**Set task:**
Copy out every line containing the word "Riemann".

**Stored records:**
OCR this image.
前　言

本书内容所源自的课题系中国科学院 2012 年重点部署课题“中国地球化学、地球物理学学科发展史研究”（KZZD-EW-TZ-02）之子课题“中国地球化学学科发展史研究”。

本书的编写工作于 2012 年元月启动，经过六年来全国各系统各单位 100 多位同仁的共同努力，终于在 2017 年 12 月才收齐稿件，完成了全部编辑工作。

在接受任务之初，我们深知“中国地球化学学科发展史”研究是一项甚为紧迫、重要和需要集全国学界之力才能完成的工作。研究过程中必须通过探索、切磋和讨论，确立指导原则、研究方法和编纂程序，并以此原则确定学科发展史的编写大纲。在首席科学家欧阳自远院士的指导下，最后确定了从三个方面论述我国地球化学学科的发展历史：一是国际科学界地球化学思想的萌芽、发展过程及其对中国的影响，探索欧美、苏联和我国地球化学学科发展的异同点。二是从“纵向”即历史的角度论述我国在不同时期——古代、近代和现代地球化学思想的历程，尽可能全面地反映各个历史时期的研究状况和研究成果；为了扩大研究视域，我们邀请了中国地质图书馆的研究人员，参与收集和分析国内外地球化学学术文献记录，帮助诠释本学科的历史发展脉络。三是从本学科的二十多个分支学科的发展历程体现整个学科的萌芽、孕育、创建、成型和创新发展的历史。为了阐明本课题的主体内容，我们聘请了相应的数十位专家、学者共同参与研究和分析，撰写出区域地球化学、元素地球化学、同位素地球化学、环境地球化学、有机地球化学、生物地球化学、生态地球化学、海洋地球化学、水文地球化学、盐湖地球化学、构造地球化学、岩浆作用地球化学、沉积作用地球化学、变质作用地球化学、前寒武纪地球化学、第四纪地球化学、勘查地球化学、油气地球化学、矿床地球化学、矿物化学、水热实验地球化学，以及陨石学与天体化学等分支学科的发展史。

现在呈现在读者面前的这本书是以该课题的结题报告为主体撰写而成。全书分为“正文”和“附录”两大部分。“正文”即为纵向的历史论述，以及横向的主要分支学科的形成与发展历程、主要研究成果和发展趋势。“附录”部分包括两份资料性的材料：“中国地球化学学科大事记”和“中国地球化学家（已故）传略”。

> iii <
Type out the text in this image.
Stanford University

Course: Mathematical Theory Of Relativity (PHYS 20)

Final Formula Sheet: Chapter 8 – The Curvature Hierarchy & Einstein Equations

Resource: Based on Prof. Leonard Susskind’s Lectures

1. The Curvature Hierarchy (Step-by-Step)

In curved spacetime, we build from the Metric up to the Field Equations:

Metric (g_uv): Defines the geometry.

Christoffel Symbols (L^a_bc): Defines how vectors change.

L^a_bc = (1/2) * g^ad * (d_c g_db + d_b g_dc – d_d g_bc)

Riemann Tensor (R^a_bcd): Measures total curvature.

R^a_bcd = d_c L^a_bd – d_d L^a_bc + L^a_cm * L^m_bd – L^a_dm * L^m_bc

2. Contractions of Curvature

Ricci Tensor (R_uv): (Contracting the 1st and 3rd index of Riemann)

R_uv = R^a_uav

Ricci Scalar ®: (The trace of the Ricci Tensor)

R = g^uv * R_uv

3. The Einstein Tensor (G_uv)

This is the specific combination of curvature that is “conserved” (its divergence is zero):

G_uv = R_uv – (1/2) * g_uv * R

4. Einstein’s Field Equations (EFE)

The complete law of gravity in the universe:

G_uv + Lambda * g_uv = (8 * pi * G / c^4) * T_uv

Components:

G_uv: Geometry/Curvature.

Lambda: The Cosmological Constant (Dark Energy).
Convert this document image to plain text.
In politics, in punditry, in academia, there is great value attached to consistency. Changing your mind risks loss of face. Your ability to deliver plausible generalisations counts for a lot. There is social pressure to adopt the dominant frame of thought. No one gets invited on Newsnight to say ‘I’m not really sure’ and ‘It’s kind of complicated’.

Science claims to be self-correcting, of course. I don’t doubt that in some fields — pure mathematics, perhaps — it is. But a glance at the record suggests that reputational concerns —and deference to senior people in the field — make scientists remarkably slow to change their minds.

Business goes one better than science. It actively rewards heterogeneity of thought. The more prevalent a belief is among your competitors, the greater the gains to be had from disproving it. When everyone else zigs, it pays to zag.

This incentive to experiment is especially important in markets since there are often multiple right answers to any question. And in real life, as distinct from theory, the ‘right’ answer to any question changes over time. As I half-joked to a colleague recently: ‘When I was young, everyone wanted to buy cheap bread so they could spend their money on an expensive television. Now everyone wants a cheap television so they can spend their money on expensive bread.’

**Final result:**
Riemann Tensor (R^a_bcd): Measures total curvature.
Ricci Tensor (R_uv): (Contracting the 1st and 3rd index of Riemann)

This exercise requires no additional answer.